** Start **

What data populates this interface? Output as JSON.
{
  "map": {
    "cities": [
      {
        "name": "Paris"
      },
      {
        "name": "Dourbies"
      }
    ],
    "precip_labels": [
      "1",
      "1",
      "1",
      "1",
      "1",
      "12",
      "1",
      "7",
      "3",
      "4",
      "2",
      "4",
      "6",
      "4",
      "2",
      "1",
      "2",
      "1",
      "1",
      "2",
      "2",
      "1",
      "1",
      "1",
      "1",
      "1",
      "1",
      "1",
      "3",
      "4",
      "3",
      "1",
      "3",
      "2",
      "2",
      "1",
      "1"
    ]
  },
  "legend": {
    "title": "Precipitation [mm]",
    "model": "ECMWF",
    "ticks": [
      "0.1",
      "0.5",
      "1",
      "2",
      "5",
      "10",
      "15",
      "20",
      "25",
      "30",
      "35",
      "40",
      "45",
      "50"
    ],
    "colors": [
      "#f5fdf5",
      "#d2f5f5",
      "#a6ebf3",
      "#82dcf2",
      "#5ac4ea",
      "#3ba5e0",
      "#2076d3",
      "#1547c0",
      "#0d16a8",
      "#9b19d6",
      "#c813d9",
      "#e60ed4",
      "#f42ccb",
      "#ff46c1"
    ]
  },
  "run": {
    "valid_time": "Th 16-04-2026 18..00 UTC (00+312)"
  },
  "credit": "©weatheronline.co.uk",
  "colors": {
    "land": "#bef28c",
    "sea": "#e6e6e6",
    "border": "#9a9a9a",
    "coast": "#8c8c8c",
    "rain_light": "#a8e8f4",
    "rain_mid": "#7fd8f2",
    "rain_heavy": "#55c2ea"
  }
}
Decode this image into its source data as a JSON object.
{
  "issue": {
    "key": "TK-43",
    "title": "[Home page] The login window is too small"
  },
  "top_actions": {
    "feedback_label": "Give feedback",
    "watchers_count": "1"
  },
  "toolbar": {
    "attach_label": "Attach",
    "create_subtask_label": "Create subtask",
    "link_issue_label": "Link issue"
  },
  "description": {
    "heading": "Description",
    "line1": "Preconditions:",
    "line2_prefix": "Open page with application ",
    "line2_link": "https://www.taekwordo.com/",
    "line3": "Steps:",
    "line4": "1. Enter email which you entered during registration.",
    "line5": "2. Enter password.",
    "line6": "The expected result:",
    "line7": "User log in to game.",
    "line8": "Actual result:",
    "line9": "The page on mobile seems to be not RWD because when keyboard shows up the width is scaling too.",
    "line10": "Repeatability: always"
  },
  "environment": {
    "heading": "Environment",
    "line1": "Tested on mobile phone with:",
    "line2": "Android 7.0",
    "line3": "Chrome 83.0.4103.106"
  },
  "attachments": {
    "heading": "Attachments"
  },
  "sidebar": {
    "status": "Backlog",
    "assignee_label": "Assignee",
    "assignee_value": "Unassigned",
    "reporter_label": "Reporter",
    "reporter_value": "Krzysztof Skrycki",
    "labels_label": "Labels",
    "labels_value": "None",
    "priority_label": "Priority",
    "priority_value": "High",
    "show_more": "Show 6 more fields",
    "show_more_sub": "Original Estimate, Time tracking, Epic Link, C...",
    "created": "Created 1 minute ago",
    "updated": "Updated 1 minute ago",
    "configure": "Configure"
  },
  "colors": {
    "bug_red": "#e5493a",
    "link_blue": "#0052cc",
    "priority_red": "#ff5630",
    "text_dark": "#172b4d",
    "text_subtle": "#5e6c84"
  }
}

** End **

--- Task description ---
Extract all of the data shown above without alteration.

--- The output ---
What data populates this interface? Output as JSON.
{
  "map": {
    "cities": [
      {
        "name": "Paris"
      },
      {
        "name": "Dourbies"
      }
    ],
    "precip_labels": [
      "1",
      "1",
      "1",
      "1",
      "1",
      "12",
      "1",
      "7",
      "3",
      "4",
      "2",
      "4",
      "6",
      "4",
      "2",
      "1",
      "2",
      "1",
      "1",
      "2",
      "2",
      "1",
      "1",
      "1",
      "1",
      "1",
      "1",
      "1",
      "3",
      "4",
      "3",
      "1",
      "3",
      "2",
      "2",
      "1",
      "1"
    ]
  },
  "legend": {
    "title": "Precipitation [mm]",
    "model": "ECMWF",
    "ticks": [
      "0.1",
      "0.5",
      "1",
      "2",
      "5",
      "10",
      "15",
      "20",
      "25",
      "30",
      "35",
      "40",
      "45",
      "50"
    ],
    "colors": [
      "#f5fdf5",
      "#d2f5f5",
      "#a6ebf3",
      "#82dcf2",
      "#5ac4ea",
      "#3ba5e0",
      "#2076d3",
      "#1547c0",
      "#0d16a8",
      "#9b19d6",
      "#c813d9",
      "#e60ed4",
      "#f42ccb",
      "#ff46c1"
    ]
  },
  "run": {
    "valid_time": "Th 16-04-2026 18..00 UTC (00+312)"
  },
  "credit": "©weatheronline.co.uk",
  "colors": {
    "land": "#bef28c",
    "sea": "#e6e6e6",
    "border": "#9a9a9a",
    "coast": "#8c8c8c",
    "rain_light": "#a8e8f4",
    "rain_mid": "#7fd8f2",
    "rain_heavy": "#55c2ea"
  }
}
Decode this image into its source data as a JSON object.
{
  "issue": {
    "key": "TK-43",
    "title": "[Home page] The login window is too small"
  },
  "top_actions": {
    "feedback_label": "Give feedback",
    "watchers_count": "1"
  },
  "toolbar": {
    "attach_label": "Attach",
    "create_subtask_label": "Create subtask",
    "link_issue_label": "Link issue"
  },
  "description": {
    "heading": "Description",
    "line1": "Preconditions:",
    "line2_prefix": "Open page with application ",
    "line2_link": "https://www.taekwordo.com/",
    "line3": "Steps:",
    "line4": "1. Enter email which you entered during registration.",
    "line5": "2. Enter password.",
    "line6": "The expected result:",
    "line7": "User log in to game.",
    "line8": "Actual result:",
    "line9": "The page on mobile seems to be not RWD because when keyboard shows up the width is scaling too.",
    "line10": "Repeatability: always"
  },
  "environment": {
    "heading": "Environment",
    "line1": "Tested on mobile phone with:",
    "line2": "Android 7.0",
    "line3": "Chrome 83.0.4103.106"
  },
  "attachments": {
    "heading": "Attachments"
  },
  "sidebar": {
    "status": "Backlog",
    "assignee_label": "Assignee",
    "assignee_value": "Unassigned",
    "reporter_label": "Reporter",
    "reporter_value": "Krzysztof Skrycki",
    "labels_label": "Labels",
    "labels_value": "None",
    "priority_label": "Priority",
    "priority_value": "High",
    "show_more": "Show 6 more fields",
    "show_more_sub": "Original Estimate, Time tracking, Epic Link, C...",
    "created": "Created 1 minute ago",
    "updated": "Updated 1 minute ago",
    "configure": "Configure"
  },
  "colors": {
    "bug_red": "#e5493a",
    "link_blue": "#0052cc",
    "priority_red": "#ff5630",
    "text_dark": "#172b4d",
    "text_subtle": "#5e6c84"
  }
}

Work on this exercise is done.